What the task requires: Restate the records below word for word.

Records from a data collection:
____________________

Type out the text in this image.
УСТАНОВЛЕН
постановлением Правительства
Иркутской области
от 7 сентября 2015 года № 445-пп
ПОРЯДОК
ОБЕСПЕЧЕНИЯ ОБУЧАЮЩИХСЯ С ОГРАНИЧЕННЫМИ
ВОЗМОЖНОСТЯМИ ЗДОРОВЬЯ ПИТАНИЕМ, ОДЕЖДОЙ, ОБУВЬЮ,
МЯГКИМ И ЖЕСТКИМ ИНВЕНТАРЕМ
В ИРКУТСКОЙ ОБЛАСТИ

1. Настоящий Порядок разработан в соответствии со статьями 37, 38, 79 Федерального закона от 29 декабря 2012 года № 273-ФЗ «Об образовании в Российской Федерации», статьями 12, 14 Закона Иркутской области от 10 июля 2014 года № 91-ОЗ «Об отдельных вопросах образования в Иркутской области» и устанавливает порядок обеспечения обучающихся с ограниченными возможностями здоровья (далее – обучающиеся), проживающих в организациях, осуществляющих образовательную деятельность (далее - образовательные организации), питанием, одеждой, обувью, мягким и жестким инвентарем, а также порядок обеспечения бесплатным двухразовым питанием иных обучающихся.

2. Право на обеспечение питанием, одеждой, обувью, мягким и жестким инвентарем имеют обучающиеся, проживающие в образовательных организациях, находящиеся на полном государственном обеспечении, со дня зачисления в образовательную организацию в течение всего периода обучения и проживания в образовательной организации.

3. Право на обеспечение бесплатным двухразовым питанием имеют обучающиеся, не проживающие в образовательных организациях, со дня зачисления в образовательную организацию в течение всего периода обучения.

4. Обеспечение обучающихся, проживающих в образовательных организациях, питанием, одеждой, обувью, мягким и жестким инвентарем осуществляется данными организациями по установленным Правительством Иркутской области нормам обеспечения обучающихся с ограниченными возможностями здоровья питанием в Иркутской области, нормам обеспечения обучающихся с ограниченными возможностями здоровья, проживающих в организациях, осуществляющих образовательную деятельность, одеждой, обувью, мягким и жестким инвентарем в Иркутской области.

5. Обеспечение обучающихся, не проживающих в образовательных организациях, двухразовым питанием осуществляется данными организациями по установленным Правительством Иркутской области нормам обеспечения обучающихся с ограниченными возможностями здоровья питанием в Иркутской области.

____________________

Result of this task:
Type out the text in this image.
УСТАНОВЛЕН
постановлением Правительства
Иркутской области
от 7 сентября 2015 года № 445-пп
ПОРЯДОК
ОБЕСПЕЧЕНИЯ ОБУЧАЮЩИХСЯ С ОГРАНИЧЕННЫМИ
ВОЗМОЖНОСТЯМИ ЗДОРОВЬЯ ПИТАНИЕМ, ОДЕЖДОЙ, ОБУВЬЮ,
МЯГКИМ И ЖЕСТКИМ ИНВЕНТАРЕМ
В ИРКУТСКОЙ ОБЛАСТИ

1. Настоящий Порядок разработан в соответствии со статьями 37, 38, 79 Федерального закона от 29 декабря 2012 года № 273-ФЗ «Об образовании в Российской Федерации», статьями 12, 14 Закона Иркутской области от 10 июля 2014 года № 91-ОЗ «Об отдельных вопросах образования в Иркутской области» и устанавливает порядок обеспечения обучающихся с ограниченными возможностями здоровья (далее – обучающиеся), проживающих в организациях, осуществляющих образовательную деятельность (далее - образовательные организации), питанием, одеждой, обувью, мягким и жестким инвентарем, а также порядок обеспечения бесплатным двухразовым питанием иных обучающихся.

2. Право на обеспечение питанием, одеждой, обувью, мягким и жестким инвентарем имеют обучающиеся, проживающие в образовательных организациях, находящиеся на полном государственном обеспечении, со дня зачисления в образовательную организацию в течение всего периода обучения и проживания в образовательной организации.

3. Право на обеспечение бесплатным двухразовым питанием имеют обучающиеся, не проживающие в образовательных организациях, со дня зачисления в образовательную организацию в течение всего периода обучения.

4. Обеспечение обучающихся, проживающих в образовательных организациях, питанием, одеждой, обувью, мягким и жестким инвентарем осуществляется данными организациями по установленным Правительством Иркутской области нормам обеспечения обучающихся с ограниченными возможностями здоровья питанием в Иркутской области, нормам обеспечения обучающихся с ограниченными возможностями здоровья, проживающих в организациях, осуществляющих образовательную деятельность, одеждой, обувью, мягким и жестким инвентарем в Иркутской области.

5. Обеспечение обучающихся, не проживающих в образовательных организациях, двухразовым питанием осуществляется данными организациями по установленным Правительством Иркутской области нормам обеспечения обучающихся с ограниченными возможностями здоровья питанием в Иркутской области.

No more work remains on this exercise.